[STORED ROWS start]

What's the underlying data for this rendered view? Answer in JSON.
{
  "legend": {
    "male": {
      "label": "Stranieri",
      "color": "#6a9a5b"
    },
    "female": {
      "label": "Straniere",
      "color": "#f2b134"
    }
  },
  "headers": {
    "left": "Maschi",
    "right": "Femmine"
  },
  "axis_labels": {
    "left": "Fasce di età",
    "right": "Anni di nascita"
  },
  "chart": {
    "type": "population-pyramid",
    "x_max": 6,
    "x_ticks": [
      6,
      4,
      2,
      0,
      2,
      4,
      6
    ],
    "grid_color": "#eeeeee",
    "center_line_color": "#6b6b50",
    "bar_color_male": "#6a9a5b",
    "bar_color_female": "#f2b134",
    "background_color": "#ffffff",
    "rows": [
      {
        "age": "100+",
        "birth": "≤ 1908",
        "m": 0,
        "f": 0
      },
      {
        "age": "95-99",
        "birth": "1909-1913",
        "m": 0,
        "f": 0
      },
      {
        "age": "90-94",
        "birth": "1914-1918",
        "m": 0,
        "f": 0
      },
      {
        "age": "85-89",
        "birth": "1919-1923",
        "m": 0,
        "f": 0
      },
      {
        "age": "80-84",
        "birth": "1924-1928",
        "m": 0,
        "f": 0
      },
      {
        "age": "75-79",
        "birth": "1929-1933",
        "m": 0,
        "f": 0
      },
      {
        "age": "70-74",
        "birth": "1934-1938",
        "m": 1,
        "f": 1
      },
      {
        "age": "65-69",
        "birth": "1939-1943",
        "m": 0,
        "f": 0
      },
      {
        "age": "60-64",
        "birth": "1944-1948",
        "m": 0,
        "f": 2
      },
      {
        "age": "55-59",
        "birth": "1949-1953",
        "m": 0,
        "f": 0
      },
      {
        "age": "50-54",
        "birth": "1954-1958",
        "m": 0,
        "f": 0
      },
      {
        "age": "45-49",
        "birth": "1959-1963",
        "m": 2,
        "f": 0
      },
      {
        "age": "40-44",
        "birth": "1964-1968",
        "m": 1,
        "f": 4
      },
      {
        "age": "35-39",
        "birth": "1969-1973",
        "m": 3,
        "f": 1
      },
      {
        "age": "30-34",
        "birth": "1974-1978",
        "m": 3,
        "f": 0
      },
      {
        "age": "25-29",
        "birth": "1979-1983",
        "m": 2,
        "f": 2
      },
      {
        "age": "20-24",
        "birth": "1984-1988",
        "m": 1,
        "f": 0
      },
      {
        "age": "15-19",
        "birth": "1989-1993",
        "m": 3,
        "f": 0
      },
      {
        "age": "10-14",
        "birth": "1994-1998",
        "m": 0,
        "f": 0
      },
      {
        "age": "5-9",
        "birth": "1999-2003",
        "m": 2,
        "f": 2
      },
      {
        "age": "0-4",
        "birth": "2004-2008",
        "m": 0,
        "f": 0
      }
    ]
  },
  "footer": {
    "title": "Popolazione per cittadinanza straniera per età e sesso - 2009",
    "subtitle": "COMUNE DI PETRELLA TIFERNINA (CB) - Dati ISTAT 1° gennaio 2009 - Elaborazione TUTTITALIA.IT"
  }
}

[STORED ROWS end]

TASK REQUIREMENTS —
Extract all of the data shown above and repeat it verbatim.

TASK OUTPUT —
What's the underlying data for this rendered view? Answer in JSON.
{
  "legend": {
    "male": {
      "label": "Stranieri",
      "color": "#6a9a5b"
    },
    "female": {
      "label": "Straniere",
      "color": "#f2b134"
    }
  },
  "headers": {
    "left": "Maschi",
    "right": "Femmine"
  },
  "axis_labels": {
    "left": "Fasce di età",
    "right": "Anni di nascita"
  },
  "chart": {
    "type": "population-pyramid",
    "x_max": 6,
    "x_ticks": [
      6,
      4,
      2,
      0,
      2,
      4,
      6
    ],
    "grid_color": "#eeeeee",
    "center_line_color": "#6b6b50",
    "bar_color_male": "#6a9a5b",
    "bar_color_female": "#f2b134",
    "background_color": "#ffffff",
    "rows": [
      {
        "age": "100+",
        "birth": "≤ 1908",
        "m": 0,
        "f": 0
      },
      {
        "age": "95-99",
        "birth": "1909-1913",
        "m": 0,
        "f": 0
      },
      {
        "age": "90-94",
        "birth": "1914-1918",
        "m": 0,
        "f": 0
      },
      {
        "age": "85-89",
        "birth": "1919-1923",
        "m": 0,
        "f": 0
      },
      {
        "age": "80-84",
        "birth": "1924-1928",
        "m": 0,
        "f": 0
      },
      {
        "age": "75-79",
        "birth": "1929-1933",
        "m": 0,
        "f": 0
      },
      {
        "age": "70-74",
        "birth": "1934-1938",
        "m": 1,
        "f": 1
      },
      {
        "age": "65-69",
        "birth": "1939-1943",
        "m": 0,
        "f": 0
      },
      {
        "age": "60-64",
        "birth": "1944-1948",
        "m": 0,
        "f": 2
      },
      {
        "age": "55-59",
        "birth": "1949-1953",
        "m": 0,
        "f": 0
      },
      {
        "age": "50-54",
        "birth": "1954-1958",
        "m": 0,
        "f": 0
      },
      {
        "age": "45-49",
        "birth": "1959-1963",
        "m": 2,
        "f": 0
      },
      {
        "age": "40-44",
        "birth": "1964-1968",
        "m": 1,
        "f": 4
      },
      {
        "age": "35-39",
        "birth": "1969-1973",
        "m": 3,
        "f": 1
      },
      {
        "age": "30-34",
        "birth": "1974-1978",
        "m": 3,
        "f": 0
      },
      {
        "age": "25-29",
        "birth": "1979-1983",
        "m": 2,
        "f": 2
      },
      {
        "age": "20-24",
        "birth": "1984-1988",
        "m": 1,
        "f": 0
      },
      {
        "age": "15-19",
        "birth": "1989-1993",
        "m": 3,
        "f": 0
      },
      {
        "age": "10-14",
        "birth": "1994-1998",
        "m": 0,
        "f": 0
      },
      {
        "age": "5-9",
        "birth": "1999-2003",
        "m": 2,
        "f": 2
      },
      {
        "age": "0-4",
        "birth": "2004-2008",
        "m": 0,
        "f": 0
      }
    ]
  },
  "footer": {
    "title": "Popolazione per cittadinanza straniera per età e sesso - 2009",
    "subtitle": "COMUNE DI PETRELLA TIFERNINA (CB) - Dati ISTAT 1° gennaio 2009 - Elaborazione TUTTITALIA.IT"
  }
}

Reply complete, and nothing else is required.